Collected data:
-- -- --
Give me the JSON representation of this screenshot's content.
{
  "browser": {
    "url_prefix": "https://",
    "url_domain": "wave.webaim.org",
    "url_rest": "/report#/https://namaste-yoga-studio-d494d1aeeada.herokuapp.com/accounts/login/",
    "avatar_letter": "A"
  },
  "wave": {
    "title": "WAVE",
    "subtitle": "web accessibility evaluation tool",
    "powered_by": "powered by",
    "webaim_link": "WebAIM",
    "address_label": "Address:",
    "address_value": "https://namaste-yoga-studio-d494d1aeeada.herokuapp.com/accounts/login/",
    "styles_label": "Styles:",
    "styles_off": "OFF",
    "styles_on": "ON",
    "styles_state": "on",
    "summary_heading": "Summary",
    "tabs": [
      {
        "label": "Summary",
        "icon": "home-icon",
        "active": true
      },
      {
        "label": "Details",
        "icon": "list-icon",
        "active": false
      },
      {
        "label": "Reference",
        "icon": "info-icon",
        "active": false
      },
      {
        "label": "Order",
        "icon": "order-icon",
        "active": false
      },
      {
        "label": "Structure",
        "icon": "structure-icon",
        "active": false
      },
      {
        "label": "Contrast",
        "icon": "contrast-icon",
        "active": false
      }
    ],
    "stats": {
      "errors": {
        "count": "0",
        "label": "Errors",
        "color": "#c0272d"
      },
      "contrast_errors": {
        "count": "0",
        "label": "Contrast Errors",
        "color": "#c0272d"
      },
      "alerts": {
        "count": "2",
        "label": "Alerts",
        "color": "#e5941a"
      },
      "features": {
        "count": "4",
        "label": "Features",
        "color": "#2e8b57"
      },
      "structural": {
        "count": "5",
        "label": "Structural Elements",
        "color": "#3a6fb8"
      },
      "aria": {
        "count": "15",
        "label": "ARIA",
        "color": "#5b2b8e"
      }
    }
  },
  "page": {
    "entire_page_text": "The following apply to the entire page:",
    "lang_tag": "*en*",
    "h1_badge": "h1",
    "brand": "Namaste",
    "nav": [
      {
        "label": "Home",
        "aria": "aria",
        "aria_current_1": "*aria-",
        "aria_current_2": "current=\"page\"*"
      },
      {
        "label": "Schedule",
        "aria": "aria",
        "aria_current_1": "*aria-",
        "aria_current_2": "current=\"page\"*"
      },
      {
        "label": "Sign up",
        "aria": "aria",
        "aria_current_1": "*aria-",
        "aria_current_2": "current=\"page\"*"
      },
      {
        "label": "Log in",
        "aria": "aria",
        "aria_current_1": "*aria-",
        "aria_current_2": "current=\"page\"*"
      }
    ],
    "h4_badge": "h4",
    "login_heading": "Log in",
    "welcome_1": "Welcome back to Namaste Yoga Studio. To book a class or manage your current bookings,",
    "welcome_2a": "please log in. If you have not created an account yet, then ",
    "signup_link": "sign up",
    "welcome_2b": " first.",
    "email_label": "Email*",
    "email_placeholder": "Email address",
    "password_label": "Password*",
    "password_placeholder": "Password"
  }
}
-- -- --
Look for "color" and pull out every line that has it.

        "color": "#c0272d"
        "color": "#c0272d"
        "color": "#e5941a"
        "color": "#2e8b57"
        "color": "#3a6fb8"
        "color": "#5b2b8e"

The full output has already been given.